▶ [Goal]: Search the material below for the word "text". Copy every line that has it.
━━━ Dataset records
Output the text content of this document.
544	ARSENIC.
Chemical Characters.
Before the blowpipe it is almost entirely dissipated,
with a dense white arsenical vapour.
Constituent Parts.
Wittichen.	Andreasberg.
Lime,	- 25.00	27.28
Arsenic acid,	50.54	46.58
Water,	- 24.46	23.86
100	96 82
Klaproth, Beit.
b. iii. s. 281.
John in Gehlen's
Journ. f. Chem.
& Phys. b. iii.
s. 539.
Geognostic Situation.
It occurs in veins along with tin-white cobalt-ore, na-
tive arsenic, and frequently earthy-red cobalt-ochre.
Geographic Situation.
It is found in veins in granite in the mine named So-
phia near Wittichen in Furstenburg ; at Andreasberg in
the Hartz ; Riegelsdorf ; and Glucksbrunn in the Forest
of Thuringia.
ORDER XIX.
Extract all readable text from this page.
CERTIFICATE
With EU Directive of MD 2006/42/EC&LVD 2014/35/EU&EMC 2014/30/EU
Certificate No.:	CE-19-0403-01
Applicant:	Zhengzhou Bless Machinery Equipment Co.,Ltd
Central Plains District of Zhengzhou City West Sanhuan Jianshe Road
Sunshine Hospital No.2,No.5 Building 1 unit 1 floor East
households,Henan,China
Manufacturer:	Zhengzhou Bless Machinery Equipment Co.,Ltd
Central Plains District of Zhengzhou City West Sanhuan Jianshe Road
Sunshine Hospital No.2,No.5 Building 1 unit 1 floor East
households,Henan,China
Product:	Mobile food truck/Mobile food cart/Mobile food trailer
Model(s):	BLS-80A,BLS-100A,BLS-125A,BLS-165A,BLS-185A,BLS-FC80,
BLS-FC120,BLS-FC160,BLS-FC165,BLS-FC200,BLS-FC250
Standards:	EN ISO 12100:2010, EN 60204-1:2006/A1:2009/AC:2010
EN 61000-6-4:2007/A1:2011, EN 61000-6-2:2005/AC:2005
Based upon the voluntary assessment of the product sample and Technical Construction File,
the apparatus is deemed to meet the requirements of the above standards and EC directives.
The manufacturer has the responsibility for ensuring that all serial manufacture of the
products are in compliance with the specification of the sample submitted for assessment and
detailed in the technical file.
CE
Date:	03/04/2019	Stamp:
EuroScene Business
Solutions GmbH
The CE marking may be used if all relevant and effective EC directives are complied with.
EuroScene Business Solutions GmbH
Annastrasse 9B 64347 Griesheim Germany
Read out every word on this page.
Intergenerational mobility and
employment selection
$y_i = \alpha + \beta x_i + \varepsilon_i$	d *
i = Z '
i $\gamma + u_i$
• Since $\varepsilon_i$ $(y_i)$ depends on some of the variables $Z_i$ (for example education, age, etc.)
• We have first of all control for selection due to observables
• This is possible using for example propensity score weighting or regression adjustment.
━━━━━━
▶ [Solution to this problem]:
Output the text content of this document.
Extract all readable text from this page.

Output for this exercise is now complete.